_SUPPLIED MATERIAL_.
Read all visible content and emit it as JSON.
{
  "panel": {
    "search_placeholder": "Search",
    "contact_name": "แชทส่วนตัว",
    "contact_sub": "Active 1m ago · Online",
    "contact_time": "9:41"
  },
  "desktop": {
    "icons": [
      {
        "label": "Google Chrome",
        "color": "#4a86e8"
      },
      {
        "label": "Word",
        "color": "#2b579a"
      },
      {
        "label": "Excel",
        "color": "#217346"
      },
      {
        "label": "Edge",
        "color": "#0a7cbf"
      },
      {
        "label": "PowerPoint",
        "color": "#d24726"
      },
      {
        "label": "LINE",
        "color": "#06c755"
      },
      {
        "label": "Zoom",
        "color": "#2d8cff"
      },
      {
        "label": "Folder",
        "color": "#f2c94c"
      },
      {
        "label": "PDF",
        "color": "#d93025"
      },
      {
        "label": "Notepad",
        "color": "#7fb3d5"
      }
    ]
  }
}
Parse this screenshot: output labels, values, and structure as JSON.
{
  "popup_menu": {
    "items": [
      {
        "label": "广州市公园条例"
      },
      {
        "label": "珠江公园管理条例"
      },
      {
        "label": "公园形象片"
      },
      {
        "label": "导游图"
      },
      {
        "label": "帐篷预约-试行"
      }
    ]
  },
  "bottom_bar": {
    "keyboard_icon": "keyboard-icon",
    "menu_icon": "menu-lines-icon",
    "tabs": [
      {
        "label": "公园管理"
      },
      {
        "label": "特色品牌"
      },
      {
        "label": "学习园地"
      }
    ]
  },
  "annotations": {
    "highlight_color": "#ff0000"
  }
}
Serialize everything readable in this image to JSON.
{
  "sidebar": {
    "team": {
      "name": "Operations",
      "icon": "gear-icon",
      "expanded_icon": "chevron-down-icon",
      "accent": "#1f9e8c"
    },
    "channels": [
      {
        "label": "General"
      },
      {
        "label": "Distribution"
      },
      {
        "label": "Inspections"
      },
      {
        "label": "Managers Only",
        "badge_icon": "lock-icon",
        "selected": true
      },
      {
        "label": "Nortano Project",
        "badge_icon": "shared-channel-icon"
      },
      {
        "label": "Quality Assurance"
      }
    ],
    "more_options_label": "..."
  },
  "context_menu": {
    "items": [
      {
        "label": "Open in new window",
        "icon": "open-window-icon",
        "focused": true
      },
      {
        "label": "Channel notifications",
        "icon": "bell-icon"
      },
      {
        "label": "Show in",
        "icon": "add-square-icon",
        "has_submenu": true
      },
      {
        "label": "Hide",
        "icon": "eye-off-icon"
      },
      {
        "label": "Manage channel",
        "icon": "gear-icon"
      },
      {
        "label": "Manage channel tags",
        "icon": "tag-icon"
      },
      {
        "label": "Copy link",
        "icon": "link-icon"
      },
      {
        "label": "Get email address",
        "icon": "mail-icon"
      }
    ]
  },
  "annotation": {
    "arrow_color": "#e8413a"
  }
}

_OBJECTIVE_.
Take the line that contains "Serialize everything readable" and each line after it down to the last of the records, and retype them exactly; add nothing else.

_FINISHED ANSWER_.
Serialize everything readable in this image to JSON.
{
  "sidebar": {
    "team": {
      "name": "Operations",
      "icon": "gear-icon",
      "expanded_icon": "chevron-down-icon",
      "accent": "#1f9e8c"
    },
    "channels": [
      {
        "label": "General"
      },
      {
        "label": "Distribution"
      },
      {
        "label": "Inspections"
      },
      {
        "label": "Managers Only",
        "badge_icon": "lock-icon",
        "selected": true
      },
      {
        "label": "Nortano Project",
        "badge_icon": "shared-channel-icon"
      },
      {
        "label": "Quality Assurance"
      }
    ],
    "more_options_label": "..."
  },
  "context_menu": {
    "items": [
      {
        "label": "Open in new window",
        "icon": "open-window-icon",
        "focused": true
      },
      {
        "label": "Channel notifications",
        "icon": "bell-icon"
      },
      {
        "label": "Show in",
        "icon": "add-square-icon",
        "has_submenu": true
      },
      {
        "label": "Hide",
        "icon": "eye-off-icon"
      },
      {
        "label": "Manage channel",
        "icon": "gear-icon"
      },
      {
        "label": "Manage channel tags",
        "icon": "tag-icon"
      },
      {
        "label": "Copy link",
        "icon": "link-icon"
      },
      {
        "label": "Get email address",
        "icon": "mail-icon"
      }
    ]
  },
  "annotation": {
    "arrow_color": "#e8413a"
  }
}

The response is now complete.